*REQUIRED TASK*:
Retype the records that come next, word for word.

*RECORDS FOR THE TASK*:
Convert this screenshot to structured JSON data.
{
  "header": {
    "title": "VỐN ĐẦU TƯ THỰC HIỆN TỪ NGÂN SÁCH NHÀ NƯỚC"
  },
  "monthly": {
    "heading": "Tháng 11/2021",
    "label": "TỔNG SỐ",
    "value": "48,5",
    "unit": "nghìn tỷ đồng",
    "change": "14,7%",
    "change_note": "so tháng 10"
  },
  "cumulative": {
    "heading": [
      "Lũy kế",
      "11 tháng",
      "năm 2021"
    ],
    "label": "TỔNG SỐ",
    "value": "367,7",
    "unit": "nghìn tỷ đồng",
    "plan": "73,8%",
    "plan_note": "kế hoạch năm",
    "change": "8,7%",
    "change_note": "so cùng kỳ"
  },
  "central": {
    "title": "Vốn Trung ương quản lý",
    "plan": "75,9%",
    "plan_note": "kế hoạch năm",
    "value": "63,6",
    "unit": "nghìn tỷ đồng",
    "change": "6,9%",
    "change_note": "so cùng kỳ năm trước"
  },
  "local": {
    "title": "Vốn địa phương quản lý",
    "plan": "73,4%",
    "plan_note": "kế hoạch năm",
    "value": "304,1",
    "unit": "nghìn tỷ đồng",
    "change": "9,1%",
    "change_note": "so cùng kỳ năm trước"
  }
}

*THE ANSWER*:
Convert this screenshot to structured JSON data.
{
  "header": {
    "title": "VỐN ĐẦU TƯ THỰC HIỆN TỪ NGÂN SÁCH NHÀ NƯỚC"
  },
  "monthly": {
    "heading": "Tháng 11/2021",
    "label": "TỔNG SỐ",
    "value": "48,5",
    "unit": "nghìn tỷ đồng",
    "change": "14,7%",
    "change_note": "so tháng 10"
  },
  "cumulative": {
    "heading": [
      "Lũy kế",
      "11 tháng",
      "năm 2021"
    ],
    "label": "TỔNG SỐ",
    "value": "367,7",
    "unit": "nghìn tỷ đồng",
    "plan": "73,8%",
    "plan_note": "kế hoạch năm",
    "change": "8,7%",
    "change_note": "so cùng kỳ"
  },
  "central": {
    "title": "Vốn Trung ương quản lý",
    "plan": "75,9%",
    "plan_note": "kế hoạch năm",
    "value": "63,6",
    "unit": "nghìn tỷ đồng",
    "change": "6,9%",
    "change_note": "so cùng kỳ năm trước"
  },
  "local": {
    "title": "Vốn địa phương quản lý",
    "plan": "73,4%",
    "plan_note": "kế hoạch năm",
    "value": "304,1",
    "unit": "nghìn tỷ đồng",
    "change": "9,1%",
    "change_note": "so cùng kỳ năm trước"
  }
}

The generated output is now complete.